Task to complete -> Each entry has to be copied exactly, with nothing missed.

Data entries
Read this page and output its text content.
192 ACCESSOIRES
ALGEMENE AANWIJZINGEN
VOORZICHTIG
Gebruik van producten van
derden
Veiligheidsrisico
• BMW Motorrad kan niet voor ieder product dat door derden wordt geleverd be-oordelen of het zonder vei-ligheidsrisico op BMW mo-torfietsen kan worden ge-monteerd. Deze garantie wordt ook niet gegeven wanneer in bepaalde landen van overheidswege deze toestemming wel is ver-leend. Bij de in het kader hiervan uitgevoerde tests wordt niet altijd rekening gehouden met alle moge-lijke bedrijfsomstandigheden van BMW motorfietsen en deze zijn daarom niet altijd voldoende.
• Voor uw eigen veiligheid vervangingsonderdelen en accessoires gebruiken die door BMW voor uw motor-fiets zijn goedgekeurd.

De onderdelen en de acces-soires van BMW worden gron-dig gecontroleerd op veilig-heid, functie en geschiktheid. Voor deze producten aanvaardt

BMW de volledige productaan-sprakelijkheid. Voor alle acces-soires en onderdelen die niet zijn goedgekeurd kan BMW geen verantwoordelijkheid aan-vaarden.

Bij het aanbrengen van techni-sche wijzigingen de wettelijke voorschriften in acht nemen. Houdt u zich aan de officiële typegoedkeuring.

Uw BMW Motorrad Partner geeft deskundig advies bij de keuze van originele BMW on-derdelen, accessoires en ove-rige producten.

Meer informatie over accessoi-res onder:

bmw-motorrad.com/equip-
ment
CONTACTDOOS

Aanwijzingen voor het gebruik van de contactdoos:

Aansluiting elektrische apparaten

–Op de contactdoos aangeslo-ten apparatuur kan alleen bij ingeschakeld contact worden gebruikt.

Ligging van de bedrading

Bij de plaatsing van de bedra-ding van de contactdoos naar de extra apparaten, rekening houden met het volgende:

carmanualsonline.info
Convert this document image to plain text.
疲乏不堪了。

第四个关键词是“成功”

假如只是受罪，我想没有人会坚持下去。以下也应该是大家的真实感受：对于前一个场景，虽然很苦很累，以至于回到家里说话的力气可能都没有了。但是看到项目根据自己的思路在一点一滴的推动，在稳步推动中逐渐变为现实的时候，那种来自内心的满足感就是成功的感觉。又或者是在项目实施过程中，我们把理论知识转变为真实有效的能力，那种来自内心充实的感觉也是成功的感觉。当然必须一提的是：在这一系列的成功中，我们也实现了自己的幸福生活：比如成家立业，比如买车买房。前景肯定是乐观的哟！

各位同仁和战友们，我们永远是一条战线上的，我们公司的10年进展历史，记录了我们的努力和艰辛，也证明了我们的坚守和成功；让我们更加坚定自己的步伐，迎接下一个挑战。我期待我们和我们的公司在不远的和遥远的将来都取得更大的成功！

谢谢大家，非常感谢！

Solution for this problem ->
Read this page and output its text content.
192 ACCESSOIRES
ALGEMENE AANWIJZINGEN
VOORZICHTIG
Gebruik van producten van
derden
Veiligheidsrisico
• BMW Motorrad kan niet voor ieder product dat door derden wordt geleverd be-oordelen of het zonder vei-ligheidsrisico op BMW mo-torfietsen kan worden ge-monteerd. Deze garantie wordt ook niet gegeven wanneer in bepaalde landen van overheidswege deze toestemming wel is ver-leend. Bij de in het kader hiervan uitgevoerde tests wordt niet altijd rekening gehouden met alle moge-lijke bedrijfsomstandigheden van BMW motorfietsen en deze zijn daarom niet altijd voldoende.
• Voor uw eigen veiligheid vervangingsonderdelen en accessoires gebruiken die door BMW voor uw motor-fiets zijn goedgekeurd.

De onderdelen en de acces-soires van BMW worden gron-dig gecontroleerd op veilig-heid, functie en geschiktheid. Voor deze producten aanvaardt

BMW de volledige productaan-sprakelijkheid. Voor alle acces-soires en onderdelen die niet zijn goedgekeurd kan BMW geen verantwoordelijkheid aan-vaarden.

Bij het aanbrengen van techni-sche wijzigingen de wettelijke voorschriften in acht nemen. Houdt u zich aan de officiële typegoedkeuring.

Uw BMW Motorrad Partner geeft deskundig advies bij de keuze van originele BMW on-derdelen, accessoires en ove-rige producten.

Meer informatie over accessoi-res onder:

bmw-motorrad.com/equip-
ment
CONTACTDOOS

Aanwijzingen voor het gebruik van de contactdoos:

Aansluiting elektrische apparaten

–Op de contactdoos aangeslo-ten apparatuur kan alleen bij ingeschakeld contact worden gebruikt.

Ligging van de bedrading

Bij de plaatsing van de bedra-ding van de contactdoos naar de extra apparaten, rekening houden met het volgende:

carmanualsonline.info
Convert this document image to plain text.
疲乏不堪了。

第四个关键词是“成功”

假如只是受罪，我想没有人会坚持下去。以下也应该是大家的真实感受：对于前一个场景，虽然很苦很累，以至于回到家里说话的力气可能都没有了。但是看到项目根据自己的思路在一点一滴的推动，在稳步推动中逐渐变为现实的时候，那种来自内心的满足感就是成功的感觉。又或者是在项目实施过程中，我们把理论知识转变为真实有效的能力，那种来自内心充实的感觉也是成功的感觉。当然必须一提的是：在这一系列的成功中，我们也实现了自己的幸福生活：比如成家立业，比如买车买房。前景肯定是乐观的哟！

各位同仁和战友们，我们永远是一条战线上的，我们公司的10年进展历史，记录了我们的努力和艰辛，也证明了我们的坚守和成功；让我们更加坚定自己的步伐，迎接下一个挑战。我期待我们和我们的公司在不远的和遥远的将来都取得更大的成功！

谢谢大家，非常感谢！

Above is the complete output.